■ GOAL OF THE EXERCISE: Output every entry exactly as given.

■ DATA RECORDS:
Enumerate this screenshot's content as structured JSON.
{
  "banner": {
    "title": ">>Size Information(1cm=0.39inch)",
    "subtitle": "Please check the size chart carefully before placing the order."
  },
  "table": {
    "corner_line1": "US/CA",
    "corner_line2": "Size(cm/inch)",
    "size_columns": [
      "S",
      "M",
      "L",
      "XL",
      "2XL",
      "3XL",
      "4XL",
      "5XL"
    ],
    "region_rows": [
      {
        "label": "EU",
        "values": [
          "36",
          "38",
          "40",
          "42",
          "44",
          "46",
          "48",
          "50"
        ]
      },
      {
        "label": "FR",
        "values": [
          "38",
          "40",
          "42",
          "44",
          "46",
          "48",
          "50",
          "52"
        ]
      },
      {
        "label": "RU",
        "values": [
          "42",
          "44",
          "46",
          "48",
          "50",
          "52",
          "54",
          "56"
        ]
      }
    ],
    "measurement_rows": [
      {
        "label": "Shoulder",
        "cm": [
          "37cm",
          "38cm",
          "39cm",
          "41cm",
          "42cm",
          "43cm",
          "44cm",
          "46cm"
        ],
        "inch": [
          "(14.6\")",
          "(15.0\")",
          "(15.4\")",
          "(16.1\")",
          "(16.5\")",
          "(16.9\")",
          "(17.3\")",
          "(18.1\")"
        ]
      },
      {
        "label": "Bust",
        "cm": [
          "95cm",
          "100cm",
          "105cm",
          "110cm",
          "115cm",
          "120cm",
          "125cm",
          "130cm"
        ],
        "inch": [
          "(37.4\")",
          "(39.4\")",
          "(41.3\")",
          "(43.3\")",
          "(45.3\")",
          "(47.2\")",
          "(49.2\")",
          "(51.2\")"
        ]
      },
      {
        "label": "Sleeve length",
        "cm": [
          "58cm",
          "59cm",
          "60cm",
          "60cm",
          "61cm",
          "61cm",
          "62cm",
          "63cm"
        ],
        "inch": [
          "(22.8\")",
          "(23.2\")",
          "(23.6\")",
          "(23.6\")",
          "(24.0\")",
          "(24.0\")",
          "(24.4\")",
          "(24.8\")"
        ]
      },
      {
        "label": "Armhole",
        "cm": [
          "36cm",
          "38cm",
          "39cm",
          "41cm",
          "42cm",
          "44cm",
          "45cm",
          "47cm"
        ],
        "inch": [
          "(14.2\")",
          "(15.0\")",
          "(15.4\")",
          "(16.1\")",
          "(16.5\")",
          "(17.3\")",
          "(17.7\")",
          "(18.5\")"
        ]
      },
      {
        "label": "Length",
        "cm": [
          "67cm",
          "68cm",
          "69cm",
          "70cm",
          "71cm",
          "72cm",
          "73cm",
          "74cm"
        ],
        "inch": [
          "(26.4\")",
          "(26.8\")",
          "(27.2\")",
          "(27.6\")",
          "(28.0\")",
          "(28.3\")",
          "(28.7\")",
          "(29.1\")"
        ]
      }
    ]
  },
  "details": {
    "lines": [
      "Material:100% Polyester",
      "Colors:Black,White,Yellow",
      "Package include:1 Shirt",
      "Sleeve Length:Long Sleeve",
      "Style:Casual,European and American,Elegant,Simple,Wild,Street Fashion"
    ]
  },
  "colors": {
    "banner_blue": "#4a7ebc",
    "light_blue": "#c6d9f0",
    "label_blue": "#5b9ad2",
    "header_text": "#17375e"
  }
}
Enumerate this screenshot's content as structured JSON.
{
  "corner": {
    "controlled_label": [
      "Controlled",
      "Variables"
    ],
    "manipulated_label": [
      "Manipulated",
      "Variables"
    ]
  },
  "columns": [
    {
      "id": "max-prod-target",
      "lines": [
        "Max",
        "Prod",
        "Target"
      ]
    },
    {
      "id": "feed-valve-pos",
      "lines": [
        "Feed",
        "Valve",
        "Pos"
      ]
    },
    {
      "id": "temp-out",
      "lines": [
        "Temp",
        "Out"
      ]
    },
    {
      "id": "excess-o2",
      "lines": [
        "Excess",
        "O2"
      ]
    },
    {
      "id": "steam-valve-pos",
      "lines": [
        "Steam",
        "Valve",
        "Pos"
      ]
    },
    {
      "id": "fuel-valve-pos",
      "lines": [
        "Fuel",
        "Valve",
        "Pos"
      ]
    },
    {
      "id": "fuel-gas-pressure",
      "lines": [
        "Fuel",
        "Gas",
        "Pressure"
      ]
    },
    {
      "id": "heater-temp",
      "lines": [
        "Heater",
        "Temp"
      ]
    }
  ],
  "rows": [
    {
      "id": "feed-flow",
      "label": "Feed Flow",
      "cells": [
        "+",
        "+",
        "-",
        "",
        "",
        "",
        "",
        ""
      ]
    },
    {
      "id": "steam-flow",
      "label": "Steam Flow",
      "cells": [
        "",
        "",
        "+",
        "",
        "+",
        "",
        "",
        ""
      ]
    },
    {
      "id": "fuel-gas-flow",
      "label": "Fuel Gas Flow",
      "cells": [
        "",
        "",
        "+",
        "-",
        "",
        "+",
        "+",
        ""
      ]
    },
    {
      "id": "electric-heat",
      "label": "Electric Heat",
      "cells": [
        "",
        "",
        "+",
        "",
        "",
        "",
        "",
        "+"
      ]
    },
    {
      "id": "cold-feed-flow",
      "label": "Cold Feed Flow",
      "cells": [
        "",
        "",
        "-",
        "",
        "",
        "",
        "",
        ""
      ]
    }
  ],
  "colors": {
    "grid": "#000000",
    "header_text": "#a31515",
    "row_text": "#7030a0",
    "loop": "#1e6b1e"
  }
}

■ WORKED ANSWER:
Enumerate this screenshot's content as structured JSON.
{
  "banner": {
    "title": ">>Size Information(1cm=0.39inch)",
    "subtitle": "Please check the size chart carefully before placing the order."
  },
  "table": {
    "corner_line1": "US/CA",
    "corner_line2": "Size(cm/inch)",
    "size_columns": [
      "S",
      "M",
      "L",
      "XL",
      "2XL",
      "3XL",
      "4XL",
      "5XL"
    ],
    "region_rows": [
      {
        "label": "EU",
        "values": [
          "36",
          "38",
          "40",
          "42",
          "44",
          "46",
          "48",
          "50"
        ]
      },
      {
        "label": "FR",
        "values": [
          "38",
          "40",
          "42",
          "44",
          "46",
          "48",
          "50",
          "52"
        ]
      },
      {
        "label": "RU",
        "values": [
          "42",
          "44",
          "46",
          "48",
          "50",
          "52",
          "54",
          "56"
        ]
      }
    ],
    "measurement_rows": [
      {
        "label": "Shoulder",
        "cm": [
          "37cm",
          "38cm",
          "39cm",
          "41cm",
          "42cm",
          "43cm",
          "44cm",
          "46cm"
        ],
        "inch": [
          "(14.6\")",
          "(15.0\")",
          "(15.4\")",
          "(16.1\")",
          "(16.5\")",
          "(16.9\")",
          "(17.3\")",
          "(18.1\")"
        ]
      },
      {
        "label": "Bust",
        "cm": [
          "95cm",
          "100cm",
          "105cm",
          "110cm",
          "115cm",
          "120cm",
          "125cm",
          "130cm"
        ],
        "inch": [
          "(37.4\")",
          "(39.4\")",
          "(41.3\")",
          "(43.3\")",
          "(45.3\")",
          "(47.2\")",
          "(49.2\")",
          "(51.2\")"
        ]
      },
      {
        "label": "Sleeve length",
        "cm": [
          "58cm",
          "59cm",
          "60cm",
          "60cm",
          "61cm",
          "61cm",
          "62cm",
          "63cm"
        ],
        "inch": [
          "(22.8\")",
          "(23.2\")",
          "(23.6\")",
          "(23.6\")",
          "(24.0\")",
          "(24.0\")",
          "(24.4\")",
          "(24.8\")"
        ]
      },
      {
        "label": "Armhole",
        "cm": [
          "36cm",
          "38cm",
          "39cm",
          "41cm",
          "42cm",
          "44cm",
          "45cm",
          "47cm"
        ],
        "inch": [
          "(14.2\")",
          "(15.0\")",
          "(15.4\")",
          "(16.1\")",
          "(16.5\")",
          "(17.3\")",
          "(17.7\")",
          "(18.5\")"
        ]
      },
      {
        "label": "Length",
        "cm": [
          "67cm",
          "68cm",
          "69cm",
          "70cm",
          "71cm",
          "72cm",
          "73cm",
          "74cm"
        ],
        "inch": [
          "(26.4\")",
          "(26.8\")",
          "(27.2\")",
          "(27.6\")",
          "(28.0\")",
          "(28.3\")",
          "(28.7\")",
          "(29.1\")"
        ]
      }
    ]
  },
  "details": {
    "lines": [
      "Material:100% Polyester",
      "Colors:Black,White,Yellow",
      "Package include:1 Shirt",
      "Sleeve Length:Long Sleeve",
      "Style:Casual,European and American,Elegant,Simple,Wild,Street Fashion"
    ]
  },
  "colors": {
    "banner_blue": "#4a7ebc",
    "light_blue": "#c6d9f0",
    "label_blue": "#5b9ad2",
    "header_text": "#17375e"
  }
}
Enumerate this screenshot's content as structured JSON.
{
  "corner": {
    "controlled_label": [
      "Controlled",
      "Variables"
    ],
    "manipulated_label": [
      "Manipulated",
      "Variables"
    ]
  },
  "columns": [
    {
      "id": "max-prod-target",
      "lines": [
        "Max",
        "Prod",
        "Target"
      ]
    },
    {
      "id": "feed-valve-pos",
      "lines": [
        "Feed",
        "Valve",
        "Pos"
      ]
    },
    {
      "id": "temp-out",
      "lines": [
        "Temp",
        "Out"
      ]
    },
    {
      "id": "excess-o2",
      "lines": [
        "Excess",
        "O2"
      ]
    },
    {
      "id": "steam-valve-pos",
      "lines": [
        "Steam",
        "Valve",
        "Pos"
      ]
    },
    {
      "id": "fuel-valve-pos",
      "lines": [
        "Fuel",
        "Valve",
        "Pos"
      ]
    },
    {
      "id": "fuel-gas-pressure",
      "lines": [
        "Fuel",
        "Gas",
        "Pressure"
      ]
    },
    {
      "id": "heater-temp",
      "lines": [
        "Heater",
        "Temp"
      ]
    }
  ],
  "rows": [
    {
      "id": "feed-flow",
      "label": "Feed Flow",
      "cells": [
        "+",
        "+",
        "-",
        "",
        "",
        "",
        "",
        ""
      ]
    },
    {
      "id": "steam-flow",
      "label": "Steam Flow",
      "cells": [
        "",
        "",
        "+",
        "",
        "+",
        "",
        "",
        ""
      ]
    },
    {
      "id": "fuel-gas-flow",
      "label": "Fuel Gas Flow",
      "cells": [
        "",
        "",
        "+",
        "-",
        "",
        "+",
        "+",
        ""
      ]
    },
    {
      "id": "electric-heat",
      "label": "Electric Heat",
      "cells": [
        "",
        "",
        "+",
        "",
        "",
        "",
        "",
        "+"
      ]
    },
    {
      "id": "cold-feed-flow",
      "label": "Cold Feed Flow",
      "cells": [
        "",
        "",
        "-",
        "",
        "",
        "",
        "",
        ""
      ]
    }
  ],
  "colors": {
    "grid": "#000000",
    "header_text": "#a31515",
    "row_text": "#7030a0",
    "loop": "#1e6b1e"
  }
}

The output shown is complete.